* BEGIN The input *

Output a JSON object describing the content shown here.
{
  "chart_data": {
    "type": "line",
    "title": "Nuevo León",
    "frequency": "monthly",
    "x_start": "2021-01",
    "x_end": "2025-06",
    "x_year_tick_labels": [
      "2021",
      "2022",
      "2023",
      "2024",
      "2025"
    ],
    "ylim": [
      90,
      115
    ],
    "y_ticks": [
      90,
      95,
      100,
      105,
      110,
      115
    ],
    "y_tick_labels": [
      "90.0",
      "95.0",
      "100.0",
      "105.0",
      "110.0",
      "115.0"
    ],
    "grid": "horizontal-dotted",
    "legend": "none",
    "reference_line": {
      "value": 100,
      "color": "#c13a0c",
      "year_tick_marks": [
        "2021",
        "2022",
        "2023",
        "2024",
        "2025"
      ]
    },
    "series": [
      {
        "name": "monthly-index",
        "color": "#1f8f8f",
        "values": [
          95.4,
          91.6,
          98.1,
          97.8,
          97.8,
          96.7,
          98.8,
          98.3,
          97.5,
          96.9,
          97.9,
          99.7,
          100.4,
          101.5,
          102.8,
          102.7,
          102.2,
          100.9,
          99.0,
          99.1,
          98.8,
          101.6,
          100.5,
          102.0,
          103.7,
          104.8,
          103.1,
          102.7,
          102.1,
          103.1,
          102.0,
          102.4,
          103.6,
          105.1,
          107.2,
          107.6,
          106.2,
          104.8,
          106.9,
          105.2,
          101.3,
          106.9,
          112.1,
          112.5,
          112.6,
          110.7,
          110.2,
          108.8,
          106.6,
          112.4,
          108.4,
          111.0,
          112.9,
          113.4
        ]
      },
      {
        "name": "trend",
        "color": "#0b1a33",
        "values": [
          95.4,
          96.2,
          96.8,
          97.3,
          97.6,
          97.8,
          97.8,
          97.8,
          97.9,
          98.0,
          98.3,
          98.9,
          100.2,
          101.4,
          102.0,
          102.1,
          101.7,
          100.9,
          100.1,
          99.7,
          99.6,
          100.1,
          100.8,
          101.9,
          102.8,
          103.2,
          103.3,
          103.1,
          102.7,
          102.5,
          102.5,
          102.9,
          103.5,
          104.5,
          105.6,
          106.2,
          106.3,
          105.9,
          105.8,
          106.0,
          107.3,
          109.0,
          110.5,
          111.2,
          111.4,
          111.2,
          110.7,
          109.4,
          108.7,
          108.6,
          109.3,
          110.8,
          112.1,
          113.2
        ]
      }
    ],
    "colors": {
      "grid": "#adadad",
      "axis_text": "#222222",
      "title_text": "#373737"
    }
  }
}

* END The input *

- Your goal
Search the records for the word "monthly" and copy every line where it occurs.

- Reply to the exercise
    "frequency": "monthly",
        "name": "monthly-index",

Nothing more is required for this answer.